**Written problem 1:**
Using the press review, decide whether each statement agrees with it: (a) the Chechen refugees mentioned arrived in Georgia in 1999; (b) experts expect Russian oil production to grow by 3-4%; (c) the Kyrgyz leader's visit to Moscow is described as unproductive. Give yes or no for each, together with the deciding words from the press review, quoted exactly.
**Written problem 2:**
Repeat exactly the part of the press review that opens with the words containing "The media state" and closes with "(Liter.kz, September 2).".

**Text segment:**
──────
The media also covered the demands made by Chechen refugees living in the Panksi Gorge. They came to Georgia in 1999 and now want to move to a third country. "They justify this decision by saying: 'We do not want to live in a country which borders on Russia'." (24 saati, September 2).
It is suggested in the media that Tbilisi may demand that the mandate of Russian peacekeepers be revoked due to the recent scandals over the confiscation of smuggled goods from Russian peacekeepers.
"The peacekeepers have turned into border-guards along some imaginary administrative border, while they must contribute to the peacemaking process and the settlement of the conflict, something that is not happening." (Civil. Ge, September 5).
The news that the Russian company LUKoil may start extracting oil on the shelf of the Black Sea in Abkhazia has provoked a strong reaction in Georgia. "Tbilisi will not give Sukhumi the right to extract oil in the Black Sea. Thereby Russia will violate the agreement signed by the CIS heads of state and put an end to Russia's peacekeeping mission." (Rezonansi, September 2).
The first anniversary of the Beslan tragedy received wide coverage. "Many parents are laying the blame for the death of their children on him [Putin]." (Zerkalo, September 2).
"Beslan is 'like a volcano waiting to blow up the political regime in the country now." (Ekho, September 2).
The media note the Kremlin's attempts to resist pressure from the west more effectively. "The forming Eurasian Moscow-Ankara axis will give a new strategic and geopolitical meaning to Azerbaijan, making Baku an important component of the whole structure of the Moscow-Baku-Ankara trilateral axis." (Nash Vek, September 2). "Turkey is on the eve of a new round of talks with the EU ... Moscow, which is experiencing pressure from the West in the post-Soviet republics, intends to avail itself of this opportunity to make Turkey a reliable ally, thereby boosting its own influence in the region." (Yeni Musavat, 06.09).
The media covered the subject of Beslan, referring mostly to Russian sources.
Diametrically opposite assessments of the events are being made. "Beslan showed that there is no strong and effective government in Russia." (Liter.kz, September 1).
The media state that the Russian economic model, based on the production of raw materials, has no prospects. "It is time to change to an innovation model. Kazakhstan realized this more than two years ago. In experts' estimates, oil production in Russia will grow by a mere 2%, while exports by 3-4%. A slowdown in growth rates, even given the growth of oil prices, is fraught with a marked decline in economic development rates." (Liter.kz, September 2).
The press examines probable reasons behind Tashkent's uncompromising statements on the deadline of the withdrawal of U.S. military bases. "The reason for such radical steps taken by Tashkent may only be the provision of guarantees by Russia and China that Uzbekistan's losses will be compensated, interests taken into account and security ensured." (Gazeta.kz, September 1).
The press notes that the visit of the Kyrgyz leader to Moscow was productive - the Kremlin is interested in Bishkek as a guarantor of Russian influence in Central Asia. "In connection with the growing threat of 'orange' revolutions in the CIS, Kyrgyzstan has become for Russia an even more important toehold in Central Asia and a kind of indicator of the level of Russian influence in the post-Soviet republics." (AKIpress, September 5). "The successful talks in Moscow inspire a hope for the revival of industry, power engineering and defense plants in an absolute majority of the population." (Kyrgyz Press, September 5).
──────
[Some items]

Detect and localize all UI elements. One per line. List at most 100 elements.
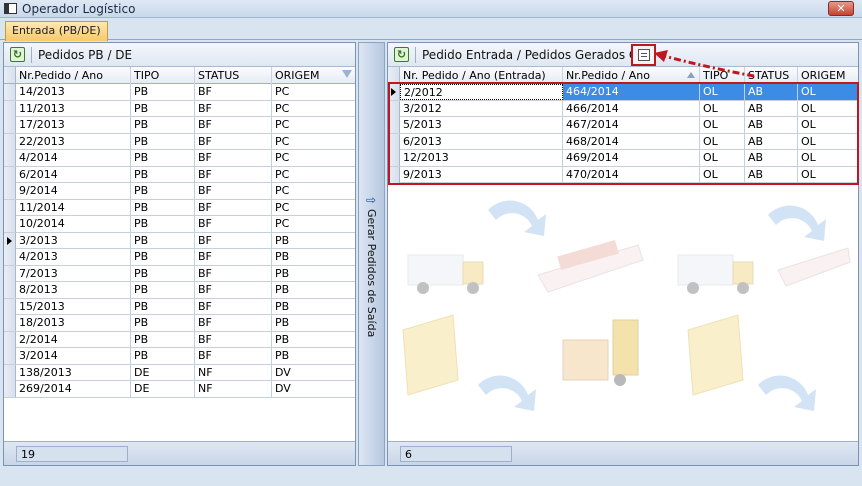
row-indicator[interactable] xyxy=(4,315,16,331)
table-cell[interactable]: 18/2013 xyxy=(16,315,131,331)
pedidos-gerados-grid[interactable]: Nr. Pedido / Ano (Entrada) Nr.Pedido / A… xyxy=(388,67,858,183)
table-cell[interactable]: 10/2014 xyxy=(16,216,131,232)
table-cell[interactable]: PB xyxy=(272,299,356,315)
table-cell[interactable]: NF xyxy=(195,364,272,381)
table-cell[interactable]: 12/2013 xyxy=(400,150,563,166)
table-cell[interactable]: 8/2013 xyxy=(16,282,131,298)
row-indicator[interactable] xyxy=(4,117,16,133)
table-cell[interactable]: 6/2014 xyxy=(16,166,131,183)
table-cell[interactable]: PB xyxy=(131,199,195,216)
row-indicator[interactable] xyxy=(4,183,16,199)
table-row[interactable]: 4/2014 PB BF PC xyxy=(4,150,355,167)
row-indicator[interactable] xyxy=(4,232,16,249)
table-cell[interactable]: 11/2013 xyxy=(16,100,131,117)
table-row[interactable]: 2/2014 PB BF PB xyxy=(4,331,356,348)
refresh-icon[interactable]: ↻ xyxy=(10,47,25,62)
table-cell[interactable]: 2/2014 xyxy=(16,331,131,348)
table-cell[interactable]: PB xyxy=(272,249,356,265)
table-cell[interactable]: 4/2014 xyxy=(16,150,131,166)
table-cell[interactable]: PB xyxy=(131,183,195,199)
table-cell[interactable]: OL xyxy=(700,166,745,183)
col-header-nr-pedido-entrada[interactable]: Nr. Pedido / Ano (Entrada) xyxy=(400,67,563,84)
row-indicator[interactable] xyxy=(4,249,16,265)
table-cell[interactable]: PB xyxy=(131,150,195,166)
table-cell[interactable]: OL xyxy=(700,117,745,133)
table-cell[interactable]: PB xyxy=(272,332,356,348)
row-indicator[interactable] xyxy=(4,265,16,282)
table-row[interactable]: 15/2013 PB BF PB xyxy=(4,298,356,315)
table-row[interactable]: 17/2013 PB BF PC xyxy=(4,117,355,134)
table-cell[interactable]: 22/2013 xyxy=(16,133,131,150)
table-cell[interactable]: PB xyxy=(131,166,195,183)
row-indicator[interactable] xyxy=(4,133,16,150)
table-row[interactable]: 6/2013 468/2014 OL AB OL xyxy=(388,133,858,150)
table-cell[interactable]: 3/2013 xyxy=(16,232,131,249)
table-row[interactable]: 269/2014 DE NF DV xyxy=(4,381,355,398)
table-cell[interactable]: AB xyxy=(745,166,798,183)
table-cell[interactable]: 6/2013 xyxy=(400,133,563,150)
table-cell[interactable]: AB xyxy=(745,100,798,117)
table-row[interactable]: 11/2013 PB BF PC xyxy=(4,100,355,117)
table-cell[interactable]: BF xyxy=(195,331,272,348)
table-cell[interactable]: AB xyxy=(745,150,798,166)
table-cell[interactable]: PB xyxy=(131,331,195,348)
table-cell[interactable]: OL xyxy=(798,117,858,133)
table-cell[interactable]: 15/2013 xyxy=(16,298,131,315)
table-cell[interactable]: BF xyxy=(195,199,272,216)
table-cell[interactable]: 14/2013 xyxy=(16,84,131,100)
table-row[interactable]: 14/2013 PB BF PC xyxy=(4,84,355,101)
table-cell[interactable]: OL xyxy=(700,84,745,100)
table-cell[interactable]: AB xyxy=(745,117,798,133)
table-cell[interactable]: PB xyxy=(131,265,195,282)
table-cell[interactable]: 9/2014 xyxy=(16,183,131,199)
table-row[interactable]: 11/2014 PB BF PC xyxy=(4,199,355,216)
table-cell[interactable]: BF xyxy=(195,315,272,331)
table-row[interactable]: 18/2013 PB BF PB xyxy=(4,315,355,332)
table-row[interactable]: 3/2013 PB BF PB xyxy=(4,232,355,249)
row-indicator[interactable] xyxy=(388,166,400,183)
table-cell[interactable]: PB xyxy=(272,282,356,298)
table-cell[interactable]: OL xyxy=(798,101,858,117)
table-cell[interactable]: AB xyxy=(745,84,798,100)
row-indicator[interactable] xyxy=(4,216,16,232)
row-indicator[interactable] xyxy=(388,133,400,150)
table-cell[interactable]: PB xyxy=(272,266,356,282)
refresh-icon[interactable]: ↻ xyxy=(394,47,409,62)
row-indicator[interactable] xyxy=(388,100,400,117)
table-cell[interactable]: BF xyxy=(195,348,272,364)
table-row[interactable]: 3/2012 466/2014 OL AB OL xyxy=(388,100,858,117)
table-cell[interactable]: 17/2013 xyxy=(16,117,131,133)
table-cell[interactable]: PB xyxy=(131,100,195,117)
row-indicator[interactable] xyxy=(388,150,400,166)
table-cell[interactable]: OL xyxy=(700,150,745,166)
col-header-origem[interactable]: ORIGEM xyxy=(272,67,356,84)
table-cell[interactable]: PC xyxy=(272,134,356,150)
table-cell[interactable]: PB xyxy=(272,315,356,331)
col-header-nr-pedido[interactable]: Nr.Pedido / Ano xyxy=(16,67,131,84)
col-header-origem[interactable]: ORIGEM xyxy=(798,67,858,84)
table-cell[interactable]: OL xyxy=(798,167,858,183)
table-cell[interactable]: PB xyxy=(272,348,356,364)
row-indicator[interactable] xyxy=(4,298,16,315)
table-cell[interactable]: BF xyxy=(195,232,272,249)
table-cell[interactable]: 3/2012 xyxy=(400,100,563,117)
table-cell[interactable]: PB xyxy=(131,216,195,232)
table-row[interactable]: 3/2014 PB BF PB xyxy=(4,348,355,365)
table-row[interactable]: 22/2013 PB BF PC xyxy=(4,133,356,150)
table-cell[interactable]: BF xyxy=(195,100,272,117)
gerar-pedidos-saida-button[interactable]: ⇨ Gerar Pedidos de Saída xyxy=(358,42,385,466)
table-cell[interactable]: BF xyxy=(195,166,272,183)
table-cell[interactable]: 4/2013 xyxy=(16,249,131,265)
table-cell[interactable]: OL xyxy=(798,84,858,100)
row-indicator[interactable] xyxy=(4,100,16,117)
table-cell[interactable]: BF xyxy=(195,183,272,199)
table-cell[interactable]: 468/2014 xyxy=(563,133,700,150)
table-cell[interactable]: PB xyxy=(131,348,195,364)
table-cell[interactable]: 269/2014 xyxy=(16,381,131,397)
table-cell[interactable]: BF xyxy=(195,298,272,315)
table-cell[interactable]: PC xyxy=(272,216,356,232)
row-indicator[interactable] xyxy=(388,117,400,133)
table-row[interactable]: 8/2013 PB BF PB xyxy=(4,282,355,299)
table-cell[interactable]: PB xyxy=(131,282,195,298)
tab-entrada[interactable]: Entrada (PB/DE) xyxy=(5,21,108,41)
──────
**Final result 1:**
(a) Yes: "They came to Georgia in 1999 and now want to move to a third country."
(b) No: "oil production in Russia will grow by a mere 2%, while exports by 3-4%."
(c) No: "the visit of the Kyrgyz leader to Moscow was productive"

**Final result 2:**
The media state that the Russian economic model, based on the production of raw materials, has no prospects. "It is time to change to an innovation model. Kazakhstan realized this more than two years ago. In experts' estimates, oil production in Russia will grow by a mere 2%, while exports by 3-4%. A slowdown in growth rates, even given the growth of oil prices, is fraught with a marked decline in economic development rates." (Liter.kz, September 2).